Collection entries
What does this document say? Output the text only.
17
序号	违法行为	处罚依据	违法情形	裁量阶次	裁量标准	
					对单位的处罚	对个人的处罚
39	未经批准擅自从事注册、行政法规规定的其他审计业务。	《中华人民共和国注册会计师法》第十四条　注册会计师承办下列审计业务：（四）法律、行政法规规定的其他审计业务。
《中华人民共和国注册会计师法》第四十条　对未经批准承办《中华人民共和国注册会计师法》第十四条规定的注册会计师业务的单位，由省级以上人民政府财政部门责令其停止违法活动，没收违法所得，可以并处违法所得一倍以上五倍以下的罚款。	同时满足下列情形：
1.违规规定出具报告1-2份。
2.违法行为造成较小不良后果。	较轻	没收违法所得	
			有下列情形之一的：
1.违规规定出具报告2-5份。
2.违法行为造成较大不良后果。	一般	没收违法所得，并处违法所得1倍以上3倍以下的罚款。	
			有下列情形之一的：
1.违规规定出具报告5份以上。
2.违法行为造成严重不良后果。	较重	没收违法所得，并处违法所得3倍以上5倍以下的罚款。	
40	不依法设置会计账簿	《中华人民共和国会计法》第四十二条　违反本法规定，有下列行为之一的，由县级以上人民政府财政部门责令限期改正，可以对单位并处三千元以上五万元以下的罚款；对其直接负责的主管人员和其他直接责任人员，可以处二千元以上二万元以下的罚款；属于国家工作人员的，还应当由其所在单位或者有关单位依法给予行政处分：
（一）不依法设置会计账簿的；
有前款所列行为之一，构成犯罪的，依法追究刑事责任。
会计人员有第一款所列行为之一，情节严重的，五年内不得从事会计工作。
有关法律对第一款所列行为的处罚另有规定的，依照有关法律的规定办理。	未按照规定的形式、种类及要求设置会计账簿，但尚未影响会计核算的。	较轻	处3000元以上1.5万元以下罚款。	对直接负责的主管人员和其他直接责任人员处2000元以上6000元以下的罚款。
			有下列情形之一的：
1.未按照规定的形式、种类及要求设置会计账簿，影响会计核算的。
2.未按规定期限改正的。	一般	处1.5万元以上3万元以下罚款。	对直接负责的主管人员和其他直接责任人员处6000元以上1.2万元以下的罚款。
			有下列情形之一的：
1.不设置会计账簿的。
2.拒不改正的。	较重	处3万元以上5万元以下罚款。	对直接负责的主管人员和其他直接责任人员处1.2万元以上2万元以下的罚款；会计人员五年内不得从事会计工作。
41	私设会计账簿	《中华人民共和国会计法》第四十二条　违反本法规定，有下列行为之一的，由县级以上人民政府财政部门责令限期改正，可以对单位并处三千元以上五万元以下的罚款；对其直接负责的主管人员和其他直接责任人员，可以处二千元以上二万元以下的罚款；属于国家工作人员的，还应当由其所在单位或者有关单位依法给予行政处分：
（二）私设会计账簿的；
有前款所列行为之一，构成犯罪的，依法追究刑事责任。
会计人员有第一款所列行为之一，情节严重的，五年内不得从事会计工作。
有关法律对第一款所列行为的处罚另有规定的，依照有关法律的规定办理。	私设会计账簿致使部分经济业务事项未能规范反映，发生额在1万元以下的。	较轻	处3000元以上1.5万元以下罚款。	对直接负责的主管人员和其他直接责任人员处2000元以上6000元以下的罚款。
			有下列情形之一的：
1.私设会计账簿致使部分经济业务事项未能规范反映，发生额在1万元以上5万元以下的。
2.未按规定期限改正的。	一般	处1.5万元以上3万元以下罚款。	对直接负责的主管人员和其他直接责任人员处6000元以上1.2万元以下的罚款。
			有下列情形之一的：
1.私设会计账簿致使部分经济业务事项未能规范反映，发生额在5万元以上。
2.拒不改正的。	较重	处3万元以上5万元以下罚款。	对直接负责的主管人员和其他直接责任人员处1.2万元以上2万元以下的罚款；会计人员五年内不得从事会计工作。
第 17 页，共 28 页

▸ Stated goal
Using the records above, select and copy every line that has the word "有下列行为之一的".

▸ The reply
40	不依法设置会计账簿	《中华人民共和国会计法》第四十二条　违反本法规定，有下列行为之一的，由县级以上人民政府财政部门责令限期改正，可以对单位并处三千元以上五万元以下的罚款；对其直接负责的主管人员和其他直接责任人员，可以处二千元以上二万元以下的罚款；属于国家工作人员的，还应当由其所在单位或者有关单位依法给予行政处分：
41	私设会计账簿	《中华人民共和国会计法》第四十二条　违反本法规定，有下列行为之一的，由县级以上人民政府财政部门责令限期改正，可以对单位并处三千元以上五万元以下的罚款；对其直接负责的主管人员和其他直接责任人员，可以处二千元以上二万元以下的罚款；属于国家工作人员的，还应当由其所在单位或者有关单位依法给予行政处分：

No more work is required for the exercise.